* Task goal
Restate the records in their entirety, word for word.

* Supplied material
------------------------------------
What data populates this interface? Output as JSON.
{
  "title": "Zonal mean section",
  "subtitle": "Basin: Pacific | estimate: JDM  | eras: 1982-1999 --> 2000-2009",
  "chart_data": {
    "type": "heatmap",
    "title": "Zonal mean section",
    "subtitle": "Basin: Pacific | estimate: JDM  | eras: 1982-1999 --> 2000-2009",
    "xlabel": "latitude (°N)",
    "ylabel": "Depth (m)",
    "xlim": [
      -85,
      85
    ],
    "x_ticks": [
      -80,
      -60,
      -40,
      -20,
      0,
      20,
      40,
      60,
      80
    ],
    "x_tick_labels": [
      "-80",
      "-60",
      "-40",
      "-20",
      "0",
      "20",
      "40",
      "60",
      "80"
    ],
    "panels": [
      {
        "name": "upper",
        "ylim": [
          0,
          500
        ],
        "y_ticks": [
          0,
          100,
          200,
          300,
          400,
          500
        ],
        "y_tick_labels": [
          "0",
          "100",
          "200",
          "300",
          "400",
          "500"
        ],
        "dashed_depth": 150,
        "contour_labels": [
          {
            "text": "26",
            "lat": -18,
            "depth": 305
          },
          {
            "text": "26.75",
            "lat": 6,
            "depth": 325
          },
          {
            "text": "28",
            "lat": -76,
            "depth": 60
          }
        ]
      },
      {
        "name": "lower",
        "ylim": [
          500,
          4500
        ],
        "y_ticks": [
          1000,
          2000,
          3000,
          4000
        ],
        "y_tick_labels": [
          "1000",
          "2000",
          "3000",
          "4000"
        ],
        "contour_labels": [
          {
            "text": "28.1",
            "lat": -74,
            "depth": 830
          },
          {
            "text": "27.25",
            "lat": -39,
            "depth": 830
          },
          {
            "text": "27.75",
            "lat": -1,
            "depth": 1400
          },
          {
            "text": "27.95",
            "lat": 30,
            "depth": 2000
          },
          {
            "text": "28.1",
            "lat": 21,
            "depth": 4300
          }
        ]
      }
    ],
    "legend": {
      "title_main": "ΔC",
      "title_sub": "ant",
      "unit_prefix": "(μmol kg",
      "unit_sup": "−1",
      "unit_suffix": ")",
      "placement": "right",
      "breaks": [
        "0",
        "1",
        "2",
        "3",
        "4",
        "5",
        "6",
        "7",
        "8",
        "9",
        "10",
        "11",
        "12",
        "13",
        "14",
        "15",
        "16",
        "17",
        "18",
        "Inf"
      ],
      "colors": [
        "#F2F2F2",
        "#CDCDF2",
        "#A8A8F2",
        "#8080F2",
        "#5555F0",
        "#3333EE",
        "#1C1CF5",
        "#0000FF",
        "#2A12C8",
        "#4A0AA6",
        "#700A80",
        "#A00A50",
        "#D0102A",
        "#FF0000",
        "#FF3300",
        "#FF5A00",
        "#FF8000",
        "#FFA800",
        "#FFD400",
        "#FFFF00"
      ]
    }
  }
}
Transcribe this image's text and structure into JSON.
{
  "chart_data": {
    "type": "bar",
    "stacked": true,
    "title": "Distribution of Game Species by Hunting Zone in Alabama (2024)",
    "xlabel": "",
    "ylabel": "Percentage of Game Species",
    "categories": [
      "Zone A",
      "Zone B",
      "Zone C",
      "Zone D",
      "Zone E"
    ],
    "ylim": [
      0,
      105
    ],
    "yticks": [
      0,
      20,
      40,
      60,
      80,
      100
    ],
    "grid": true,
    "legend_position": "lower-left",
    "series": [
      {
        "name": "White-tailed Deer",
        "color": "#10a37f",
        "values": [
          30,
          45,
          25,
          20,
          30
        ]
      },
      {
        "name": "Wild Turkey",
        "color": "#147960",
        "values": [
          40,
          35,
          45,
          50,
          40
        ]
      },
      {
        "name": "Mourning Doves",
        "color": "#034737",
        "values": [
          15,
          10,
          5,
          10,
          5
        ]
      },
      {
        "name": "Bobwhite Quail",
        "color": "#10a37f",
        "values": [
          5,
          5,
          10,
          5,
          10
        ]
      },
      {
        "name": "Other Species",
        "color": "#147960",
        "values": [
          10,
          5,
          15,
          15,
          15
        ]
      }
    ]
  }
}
------------------------------------
* Full response
What data populates this interface? Output as JSON.
{
  "title": "Zonal mean section",
  "subtitle": "Basin: Pacific | estimate: JDM  | eras: 1982-1999 --> 2000-2009",
  "chart_data": {
    "type": "heatmap",
    "title": "Zonal mean section",
    "subtitle": "Basin: Pacific | estimate: JDM  | eras: 1982-1999 --> 2000-2009",
    "xlabel": "latitude (°N)",
    "ylabel": "Depth (m)",
    "xlim": [
      -85,
      85
    ],
    "x_ticks": [
      -80,
      -60,
      -40,
      -20,
      0,
      20,
      40,
      60,
      80
    ],
    "x_tick_labels": [
      "-80",
      "-60",
      "-40",
      "-20",
      "0",
      "20",
      "40",
      "60",
      "80"
    ],
    "panels": [
      {
        "name": "upper",
        "ylim": [
          0,
          500
        ],
        "y_ticks": [
          0,
          100,
          200,
          300,
          400,
          500
        ],
        "y_tick_labels": [
          "0",
          "100",
          "200",
          "300",
          "400",
          "500"
        ],
        "dashed_depth": 150,
        "contour_labels": [
          {
            "text": "26",
            "lat": -18,
            "depth": 305
          },
          {
            "text": "26.75",
            "lat": 6,
            "depth": 325
          },
          {
            "text": "28",
            "lat": -76,
            "depth": 60
          }
        ]
      },
      {
        "name": "lower",
        "ylim": [
          500,
          4500
        ],
        "y_ticks": [
          1000,
          2000,
          3000,
          4000
        ],
        "y_tick_labels": [
          "1000",
          "2000",
          "3000",
          "4000"
        ],
        "contour_labels": [
          {
            "text": "28.1",
            "lat": -74,
            "depth": 830
          },
          {
            "text": "27.25",
            "lat": -39,
            "depth": 830
          },
          {
            "text": "27.75",
            "lat": -1,
            "depth": 1400
          },
          {
            "text": "27.95",
            "lat": 30,
            "depth": 2000
          },
          {
            "text": "28.1",
            "lat": 21,
            "depth": 4300
          }
        ]
      }
    ],
    "legend": {
      "title_main": "ΔC",
      "title_sub": "ant",
      "unit_prefix": "(μmol kg",
      "unit_sup": "−1",
      "unit_suffix": ")",
      "placement": "right",
      "breaks": [
        "0",
        "1",
        "2",
        "3",
        "4",
        "5",
        "6",
        "7",
        "8",
        "9",
        "10",
        "11",
        "12",
        "13",
        "14",
        "15",
        "16",
        "17",
        "18",
        "Inf"
      ],
      "colors": [
        "#F2F2F2",
        "#CDCDF2",
        "#A8A8F2",
        "#8080F2",
        "#5555F0",
        "#3333EE",
        "#1C1CF5",
        "#0000FF",
        "#2A12C8",
        "#4A0AA6",
        "#700A80",
        "#A00A50",
        "#D0102A",
        "#FF0000",
        "#FF3300",
        "#FF5A00",
        "#FF8000",
        "#FFA800",
        "#FFD400",
        "#FFFF00"
      ]
    }
  }
}
Transcribe this image's text and structure into JSON.
{
  "chart_data": {
    "type": "bar",
    "stacked": true,
    "title": "Distribution of Game Species by Hunting Zone in Alabama (2024)",
    "xlabel": "",
    "ylabel": "Percentage of Game Species",
    "categories": [
      "Zone A",
      "Zone B",
      "Zone C",
      "Zone D",
      "Zone E"
    ],
    "ylim": [
      0,
      105
    ],
    "yticks": [
      0,
      20,
      40,
      60,
      80,
      100
    ],
    "grid": true,
    "legend_position": "lower-left",
    "series": [
      {
        "name": "White-tailed Deer",
        "color": "#10a37f",
        "values": [
          30,
          45,
          25,
          20,
          30
        ]
      },
      {
        "name": "Wild Turkey",
        "color": "#147960",
        "values": [
          40,
          35,
          45,
          50,
          40
        ]
      },
      {
        "name": "Mourning Doves",
        "color": "#034737",
        "values": [
          15,
          10,
          5,
          10,
          5
        ]
      },
      {
        "name": "Bobwhite Quail",
        "color": "#10a37f",
        "values": [
          5,
          5,
          10,
          5,
          10
        ]
      },
      {
        "name": "Other Species",
        "color": "#147960",
        "values": [
          10,
          5,
          15,
          15,
          15
        ]
      }
    ]
  }
}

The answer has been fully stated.